- **ENTRIES SUPPLIED**
* BEGIN *
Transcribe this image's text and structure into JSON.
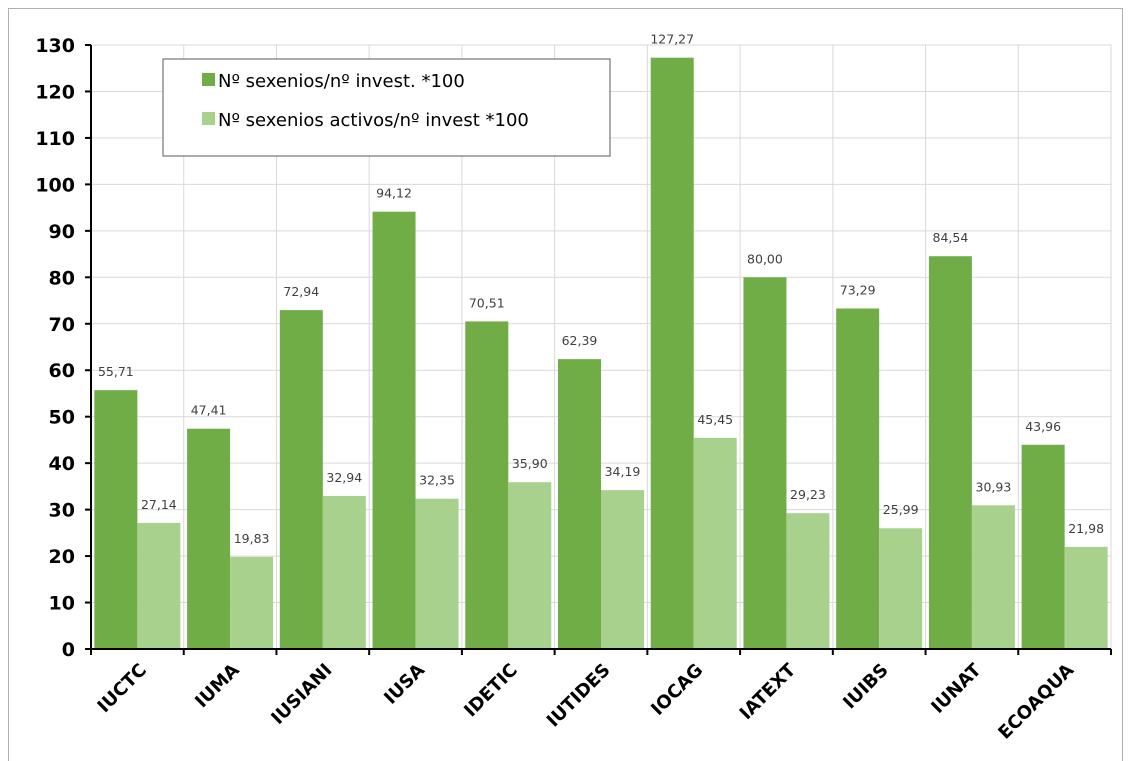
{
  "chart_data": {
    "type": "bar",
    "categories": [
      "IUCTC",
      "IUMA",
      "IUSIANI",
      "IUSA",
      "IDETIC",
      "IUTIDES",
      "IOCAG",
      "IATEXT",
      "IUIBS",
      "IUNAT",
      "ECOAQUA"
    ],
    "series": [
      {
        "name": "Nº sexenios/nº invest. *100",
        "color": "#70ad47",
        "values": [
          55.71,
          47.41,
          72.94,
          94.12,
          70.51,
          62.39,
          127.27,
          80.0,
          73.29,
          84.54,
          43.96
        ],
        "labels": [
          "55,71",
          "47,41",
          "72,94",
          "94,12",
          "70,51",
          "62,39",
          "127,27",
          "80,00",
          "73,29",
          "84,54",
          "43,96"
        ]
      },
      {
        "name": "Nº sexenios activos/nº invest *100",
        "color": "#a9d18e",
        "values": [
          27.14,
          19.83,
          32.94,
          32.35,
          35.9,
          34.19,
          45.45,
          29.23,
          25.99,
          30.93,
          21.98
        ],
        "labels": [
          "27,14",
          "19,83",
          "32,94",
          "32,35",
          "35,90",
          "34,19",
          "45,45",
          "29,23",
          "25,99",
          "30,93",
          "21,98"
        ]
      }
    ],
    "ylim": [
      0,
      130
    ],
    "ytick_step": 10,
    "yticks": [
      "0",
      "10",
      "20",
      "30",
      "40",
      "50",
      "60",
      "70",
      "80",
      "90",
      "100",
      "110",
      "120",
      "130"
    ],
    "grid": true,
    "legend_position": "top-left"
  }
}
* END *
* BEGIN *
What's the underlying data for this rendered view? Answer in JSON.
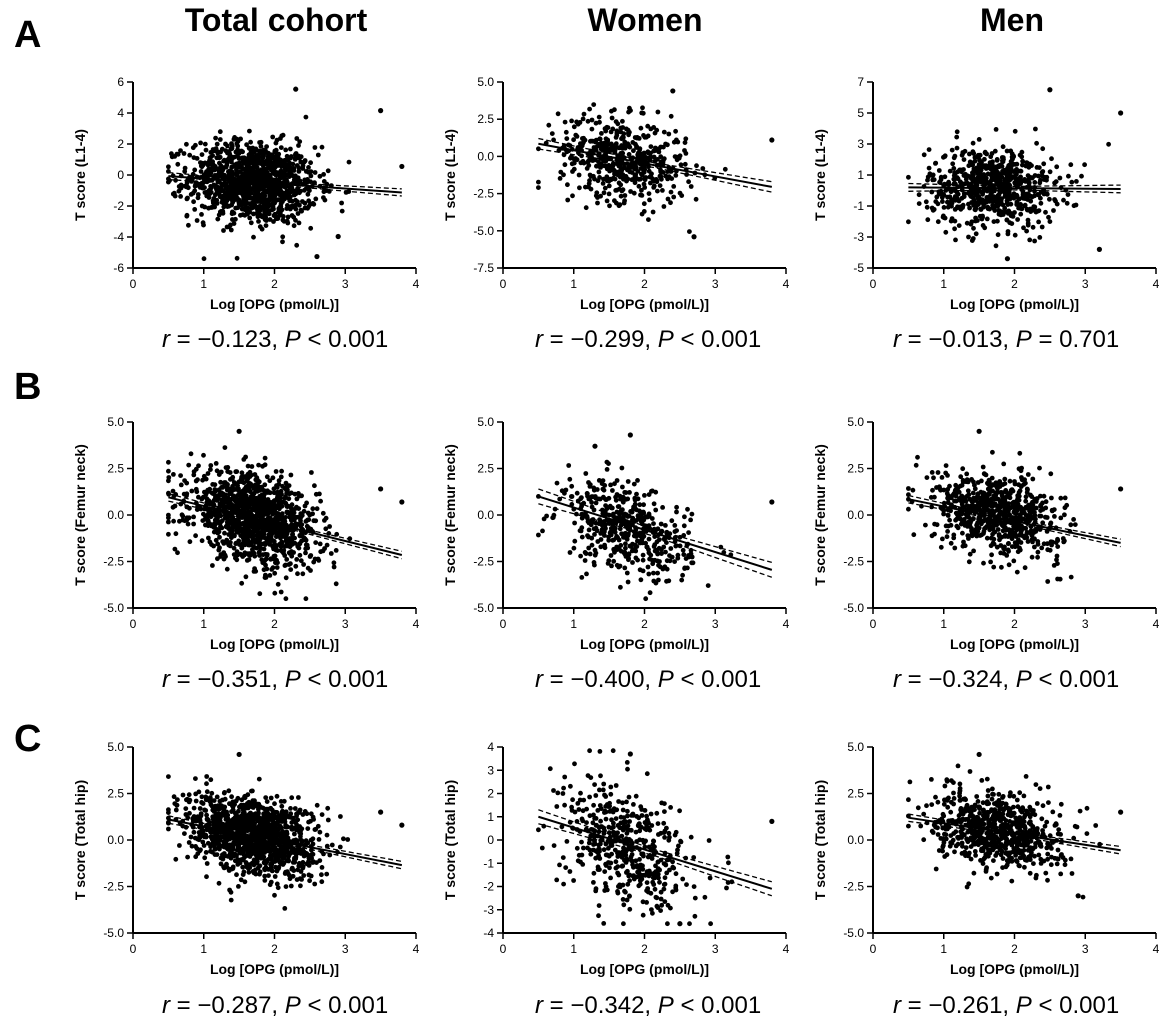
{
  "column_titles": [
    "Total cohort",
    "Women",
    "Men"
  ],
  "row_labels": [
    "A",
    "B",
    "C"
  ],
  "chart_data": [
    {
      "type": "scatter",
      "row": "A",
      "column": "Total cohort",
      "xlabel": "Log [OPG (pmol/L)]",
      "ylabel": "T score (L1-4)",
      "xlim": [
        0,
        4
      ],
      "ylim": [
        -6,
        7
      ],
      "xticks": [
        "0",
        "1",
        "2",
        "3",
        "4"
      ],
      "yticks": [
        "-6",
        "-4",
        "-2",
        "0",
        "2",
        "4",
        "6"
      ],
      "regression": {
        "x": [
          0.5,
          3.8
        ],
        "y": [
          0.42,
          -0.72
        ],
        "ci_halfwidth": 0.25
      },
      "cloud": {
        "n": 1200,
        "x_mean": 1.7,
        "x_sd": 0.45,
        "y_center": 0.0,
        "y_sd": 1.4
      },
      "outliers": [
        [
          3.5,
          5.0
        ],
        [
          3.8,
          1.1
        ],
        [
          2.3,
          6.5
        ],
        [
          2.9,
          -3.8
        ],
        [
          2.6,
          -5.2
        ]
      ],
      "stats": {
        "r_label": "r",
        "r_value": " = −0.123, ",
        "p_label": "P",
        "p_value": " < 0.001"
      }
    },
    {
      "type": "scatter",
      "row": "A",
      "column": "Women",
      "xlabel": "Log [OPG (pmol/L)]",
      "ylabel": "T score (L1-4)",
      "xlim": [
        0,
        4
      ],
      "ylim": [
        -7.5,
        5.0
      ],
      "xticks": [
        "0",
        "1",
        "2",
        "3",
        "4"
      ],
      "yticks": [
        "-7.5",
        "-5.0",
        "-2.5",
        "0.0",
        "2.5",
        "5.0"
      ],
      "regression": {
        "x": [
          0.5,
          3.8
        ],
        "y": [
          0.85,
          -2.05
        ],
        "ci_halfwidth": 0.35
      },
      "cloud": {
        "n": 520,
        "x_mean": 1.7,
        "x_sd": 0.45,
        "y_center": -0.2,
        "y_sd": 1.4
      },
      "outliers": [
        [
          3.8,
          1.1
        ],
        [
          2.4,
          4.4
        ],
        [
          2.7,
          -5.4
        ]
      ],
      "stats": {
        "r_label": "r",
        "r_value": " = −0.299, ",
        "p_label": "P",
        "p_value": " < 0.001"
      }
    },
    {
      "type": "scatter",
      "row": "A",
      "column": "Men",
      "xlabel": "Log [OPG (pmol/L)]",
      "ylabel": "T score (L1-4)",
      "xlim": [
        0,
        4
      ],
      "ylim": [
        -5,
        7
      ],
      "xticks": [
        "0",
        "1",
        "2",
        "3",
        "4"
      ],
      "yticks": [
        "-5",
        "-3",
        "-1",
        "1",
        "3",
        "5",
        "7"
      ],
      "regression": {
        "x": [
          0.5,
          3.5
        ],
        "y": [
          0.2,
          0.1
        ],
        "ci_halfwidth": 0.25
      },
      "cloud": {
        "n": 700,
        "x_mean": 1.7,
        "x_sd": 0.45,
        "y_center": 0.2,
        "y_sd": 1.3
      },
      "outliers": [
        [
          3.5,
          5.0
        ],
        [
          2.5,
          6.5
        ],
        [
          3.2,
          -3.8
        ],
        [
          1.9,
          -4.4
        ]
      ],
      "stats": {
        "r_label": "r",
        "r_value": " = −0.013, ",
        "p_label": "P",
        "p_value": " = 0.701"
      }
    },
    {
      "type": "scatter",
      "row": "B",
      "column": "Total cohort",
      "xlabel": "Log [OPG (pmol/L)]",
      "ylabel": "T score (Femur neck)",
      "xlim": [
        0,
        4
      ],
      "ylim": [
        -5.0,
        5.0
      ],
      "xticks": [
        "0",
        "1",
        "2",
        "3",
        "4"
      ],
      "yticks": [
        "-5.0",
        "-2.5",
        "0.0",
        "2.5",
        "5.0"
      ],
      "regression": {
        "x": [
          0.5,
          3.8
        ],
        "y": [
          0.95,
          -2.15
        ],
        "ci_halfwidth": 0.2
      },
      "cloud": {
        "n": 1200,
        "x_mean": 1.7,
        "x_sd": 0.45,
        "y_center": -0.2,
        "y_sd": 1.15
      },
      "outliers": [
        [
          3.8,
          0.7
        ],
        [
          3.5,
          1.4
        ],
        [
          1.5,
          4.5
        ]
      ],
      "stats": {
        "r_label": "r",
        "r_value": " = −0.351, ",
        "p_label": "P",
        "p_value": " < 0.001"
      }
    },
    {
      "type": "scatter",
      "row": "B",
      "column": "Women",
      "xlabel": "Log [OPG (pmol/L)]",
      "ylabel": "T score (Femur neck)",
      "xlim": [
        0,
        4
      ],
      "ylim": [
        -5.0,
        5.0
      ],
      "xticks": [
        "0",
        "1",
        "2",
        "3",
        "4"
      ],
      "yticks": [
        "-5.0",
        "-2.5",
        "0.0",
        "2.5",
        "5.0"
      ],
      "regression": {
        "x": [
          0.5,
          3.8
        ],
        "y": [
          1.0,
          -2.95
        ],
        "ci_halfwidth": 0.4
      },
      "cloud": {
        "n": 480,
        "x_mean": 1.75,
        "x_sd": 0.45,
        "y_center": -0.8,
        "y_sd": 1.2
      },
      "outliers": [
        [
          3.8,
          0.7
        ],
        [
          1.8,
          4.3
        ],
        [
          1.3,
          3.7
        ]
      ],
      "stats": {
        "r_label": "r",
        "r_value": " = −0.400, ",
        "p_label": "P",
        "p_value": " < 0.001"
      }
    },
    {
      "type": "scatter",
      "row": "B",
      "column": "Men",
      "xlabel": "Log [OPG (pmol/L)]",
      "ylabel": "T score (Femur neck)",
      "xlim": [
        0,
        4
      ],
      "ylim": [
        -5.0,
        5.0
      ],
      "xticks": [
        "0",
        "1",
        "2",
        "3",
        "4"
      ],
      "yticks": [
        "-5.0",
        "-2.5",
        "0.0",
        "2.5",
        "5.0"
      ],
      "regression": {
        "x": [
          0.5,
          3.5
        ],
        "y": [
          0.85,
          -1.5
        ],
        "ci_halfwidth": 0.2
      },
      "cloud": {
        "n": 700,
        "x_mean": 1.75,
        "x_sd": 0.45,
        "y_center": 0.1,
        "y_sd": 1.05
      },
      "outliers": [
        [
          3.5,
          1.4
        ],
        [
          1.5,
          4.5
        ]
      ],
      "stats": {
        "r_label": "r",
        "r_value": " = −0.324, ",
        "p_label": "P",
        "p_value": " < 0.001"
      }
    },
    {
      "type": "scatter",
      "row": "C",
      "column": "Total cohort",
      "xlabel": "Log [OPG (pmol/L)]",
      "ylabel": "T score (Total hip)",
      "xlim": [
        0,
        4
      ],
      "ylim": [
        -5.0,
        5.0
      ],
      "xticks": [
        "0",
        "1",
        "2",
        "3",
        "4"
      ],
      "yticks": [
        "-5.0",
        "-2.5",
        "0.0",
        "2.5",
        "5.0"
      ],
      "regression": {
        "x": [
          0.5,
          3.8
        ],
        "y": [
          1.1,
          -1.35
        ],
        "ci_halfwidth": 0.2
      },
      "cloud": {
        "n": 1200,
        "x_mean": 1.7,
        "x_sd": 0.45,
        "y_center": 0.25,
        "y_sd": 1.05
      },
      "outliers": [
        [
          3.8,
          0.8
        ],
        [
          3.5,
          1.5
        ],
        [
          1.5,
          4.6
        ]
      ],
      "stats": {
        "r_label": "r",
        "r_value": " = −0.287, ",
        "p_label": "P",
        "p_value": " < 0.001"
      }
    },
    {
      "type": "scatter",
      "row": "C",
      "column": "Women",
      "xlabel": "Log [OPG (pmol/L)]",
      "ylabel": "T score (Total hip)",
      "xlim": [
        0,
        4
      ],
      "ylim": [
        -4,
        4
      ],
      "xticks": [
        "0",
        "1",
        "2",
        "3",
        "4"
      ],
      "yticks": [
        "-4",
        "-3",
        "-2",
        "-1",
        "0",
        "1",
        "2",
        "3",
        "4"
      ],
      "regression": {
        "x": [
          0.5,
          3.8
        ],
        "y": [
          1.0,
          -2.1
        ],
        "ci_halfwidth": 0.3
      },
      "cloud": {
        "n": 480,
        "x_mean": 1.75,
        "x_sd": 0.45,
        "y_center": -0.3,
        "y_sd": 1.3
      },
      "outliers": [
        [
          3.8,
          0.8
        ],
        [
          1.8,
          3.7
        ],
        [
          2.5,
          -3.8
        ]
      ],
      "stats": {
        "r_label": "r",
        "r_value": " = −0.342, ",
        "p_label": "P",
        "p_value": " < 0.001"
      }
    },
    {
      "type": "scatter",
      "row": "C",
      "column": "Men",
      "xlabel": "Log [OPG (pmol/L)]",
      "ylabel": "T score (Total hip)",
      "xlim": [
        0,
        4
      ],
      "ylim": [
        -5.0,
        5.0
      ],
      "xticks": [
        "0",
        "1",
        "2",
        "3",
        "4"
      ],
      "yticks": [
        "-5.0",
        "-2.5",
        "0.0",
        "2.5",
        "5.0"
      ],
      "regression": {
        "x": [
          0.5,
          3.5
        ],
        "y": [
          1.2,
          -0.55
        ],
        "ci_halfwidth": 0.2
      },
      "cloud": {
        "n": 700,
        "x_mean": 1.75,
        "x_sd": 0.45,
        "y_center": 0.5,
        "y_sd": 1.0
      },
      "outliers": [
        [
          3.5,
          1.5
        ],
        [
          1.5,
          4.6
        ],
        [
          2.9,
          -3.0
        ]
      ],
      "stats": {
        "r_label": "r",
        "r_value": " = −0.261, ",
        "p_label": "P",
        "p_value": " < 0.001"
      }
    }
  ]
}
* END *
- **EXERCISE**
The answer is a single number: how many lines include the word "this"?

- **WRITTEN RESPONSE**
2